(Source data)
○ ○ ○ ○ ○ ○ ○
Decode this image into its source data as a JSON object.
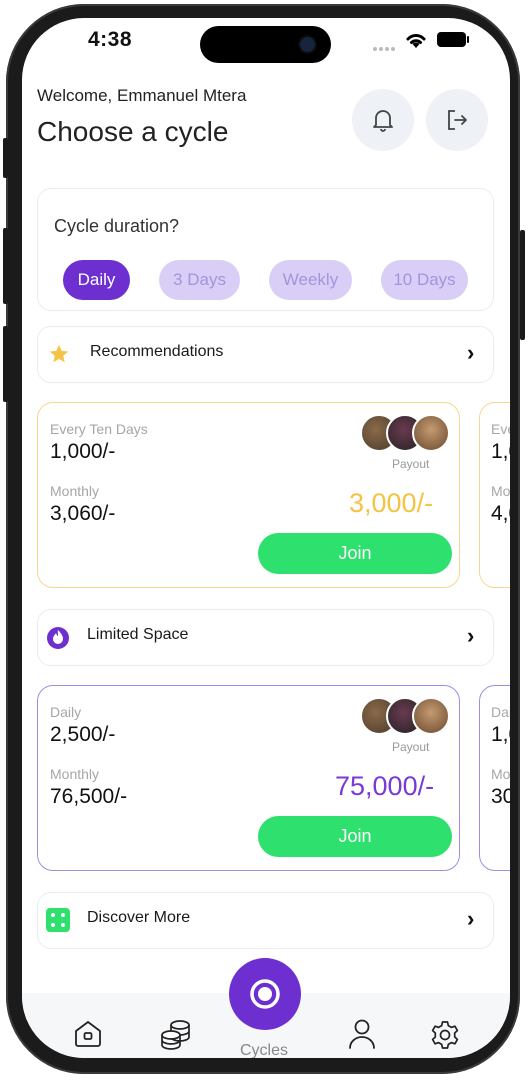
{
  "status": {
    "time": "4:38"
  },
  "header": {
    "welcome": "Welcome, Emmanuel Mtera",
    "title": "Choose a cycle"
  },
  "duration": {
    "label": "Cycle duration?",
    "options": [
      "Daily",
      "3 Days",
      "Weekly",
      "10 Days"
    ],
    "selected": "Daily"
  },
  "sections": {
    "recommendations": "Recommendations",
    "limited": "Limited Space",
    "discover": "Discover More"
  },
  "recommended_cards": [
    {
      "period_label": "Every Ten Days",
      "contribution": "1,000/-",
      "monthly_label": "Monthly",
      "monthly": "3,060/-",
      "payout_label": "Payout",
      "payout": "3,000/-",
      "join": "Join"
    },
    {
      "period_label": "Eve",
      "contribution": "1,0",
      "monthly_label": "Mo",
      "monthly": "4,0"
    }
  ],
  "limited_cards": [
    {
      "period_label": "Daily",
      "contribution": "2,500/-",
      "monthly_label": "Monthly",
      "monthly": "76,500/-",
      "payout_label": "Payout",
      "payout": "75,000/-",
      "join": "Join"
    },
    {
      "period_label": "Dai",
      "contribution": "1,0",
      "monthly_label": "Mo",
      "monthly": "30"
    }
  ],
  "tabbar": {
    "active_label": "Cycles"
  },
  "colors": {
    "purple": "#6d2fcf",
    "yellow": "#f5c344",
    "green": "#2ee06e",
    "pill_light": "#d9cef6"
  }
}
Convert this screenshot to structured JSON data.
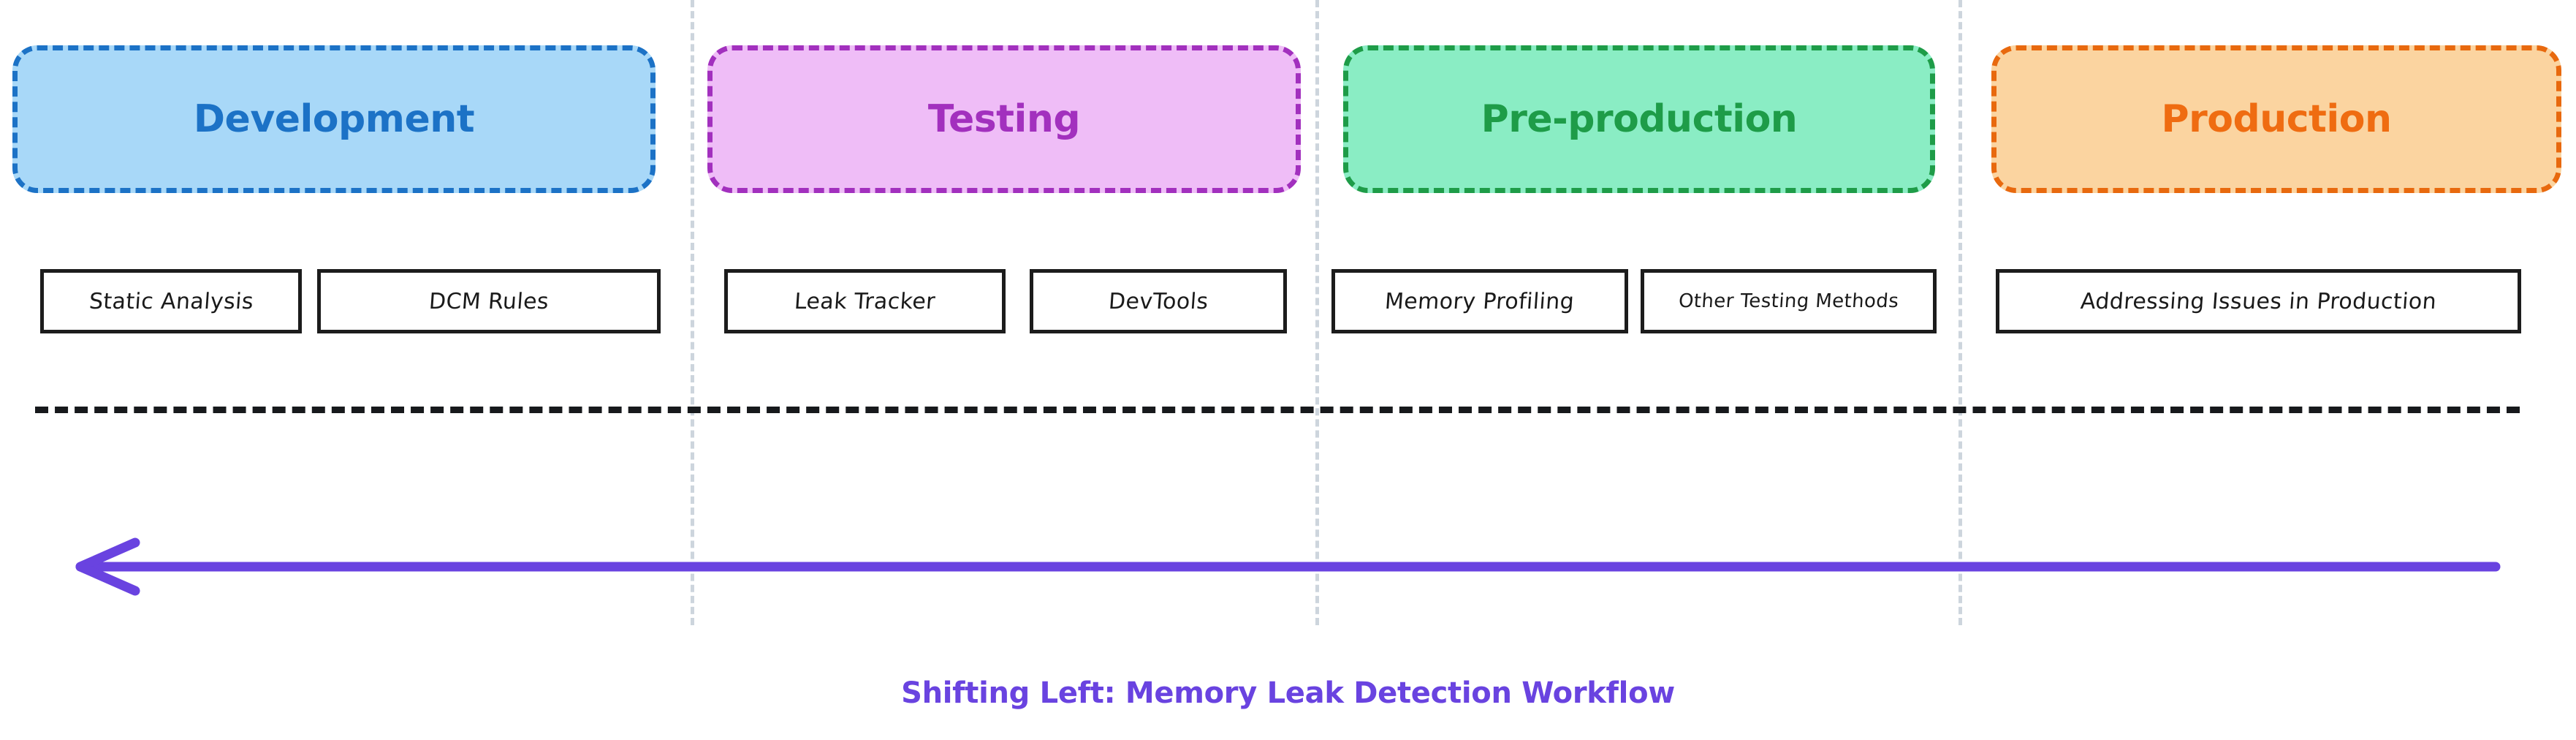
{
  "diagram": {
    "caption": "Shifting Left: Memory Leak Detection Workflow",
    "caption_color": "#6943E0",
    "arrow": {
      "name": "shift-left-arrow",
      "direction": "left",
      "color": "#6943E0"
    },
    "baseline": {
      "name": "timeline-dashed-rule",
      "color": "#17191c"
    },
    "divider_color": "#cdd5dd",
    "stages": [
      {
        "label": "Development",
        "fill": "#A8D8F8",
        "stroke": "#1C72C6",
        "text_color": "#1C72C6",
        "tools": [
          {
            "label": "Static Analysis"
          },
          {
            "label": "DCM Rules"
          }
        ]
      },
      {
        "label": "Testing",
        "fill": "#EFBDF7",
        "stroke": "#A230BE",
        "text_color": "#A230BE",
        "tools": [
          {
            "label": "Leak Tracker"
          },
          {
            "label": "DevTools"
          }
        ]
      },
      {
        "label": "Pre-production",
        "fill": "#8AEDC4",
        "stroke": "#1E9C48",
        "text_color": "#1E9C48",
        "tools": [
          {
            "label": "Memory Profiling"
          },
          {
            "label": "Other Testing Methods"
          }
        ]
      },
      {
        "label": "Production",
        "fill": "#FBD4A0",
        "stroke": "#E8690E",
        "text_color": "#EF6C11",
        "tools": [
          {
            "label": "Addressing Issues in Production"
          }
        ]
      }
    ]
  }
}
○ ○ ○ ○ ○ ○ ○
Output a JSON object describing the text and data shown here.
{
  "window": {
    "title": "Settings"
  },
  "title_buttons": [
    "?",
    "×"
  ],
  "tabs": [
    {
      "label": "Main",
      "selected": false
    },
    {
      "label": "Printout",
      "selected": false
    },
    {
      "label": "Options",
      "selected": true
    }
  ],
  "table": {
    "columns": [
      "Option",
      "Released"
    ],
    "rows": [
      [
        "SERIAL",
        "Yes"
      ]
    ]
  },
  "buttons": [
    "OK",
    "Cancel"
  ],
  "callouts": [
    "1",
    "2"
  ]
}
○ ○ ○ ○ ○ ○ ○
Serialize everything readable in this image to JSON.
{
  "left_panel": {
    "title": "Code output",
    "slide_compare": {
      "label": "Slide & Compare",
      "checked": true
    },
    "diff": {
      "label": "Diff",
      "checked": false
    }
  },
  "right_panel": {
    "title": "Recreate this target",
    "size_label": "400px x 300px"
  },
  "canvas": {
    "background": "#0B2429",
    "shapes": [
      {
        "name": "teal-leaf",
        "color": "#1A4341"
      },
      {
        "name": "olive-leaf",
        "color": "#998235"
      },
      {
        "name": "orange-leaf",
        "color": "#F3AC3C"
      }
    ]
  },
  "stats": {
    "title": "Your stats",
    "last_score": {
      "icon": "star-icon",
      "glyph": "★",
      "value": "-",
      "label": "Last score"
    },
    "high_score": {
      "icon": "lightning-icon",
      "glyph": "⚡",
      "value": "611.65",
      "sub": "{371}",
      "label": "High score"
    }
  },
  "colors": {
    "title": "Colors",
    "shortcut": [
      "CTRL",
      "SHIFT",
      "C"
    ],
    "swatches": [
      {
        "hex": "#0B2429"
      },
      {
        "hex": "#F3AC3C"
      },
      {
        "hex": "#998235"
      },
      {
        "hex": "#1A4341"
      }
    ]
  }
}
○ ○ ○ ○ ○ ○ ○
--- OBJECTIVE ---
Reproduce every line from the entries that holds the word "stroke".

--- SOLUTION FOR THIS EXERCISE ---
        "stroke": "#1C72C6",
        "stroke": "#A230BE",
        "stroke": "#1E9C48",
        "stroke": "#E8690E",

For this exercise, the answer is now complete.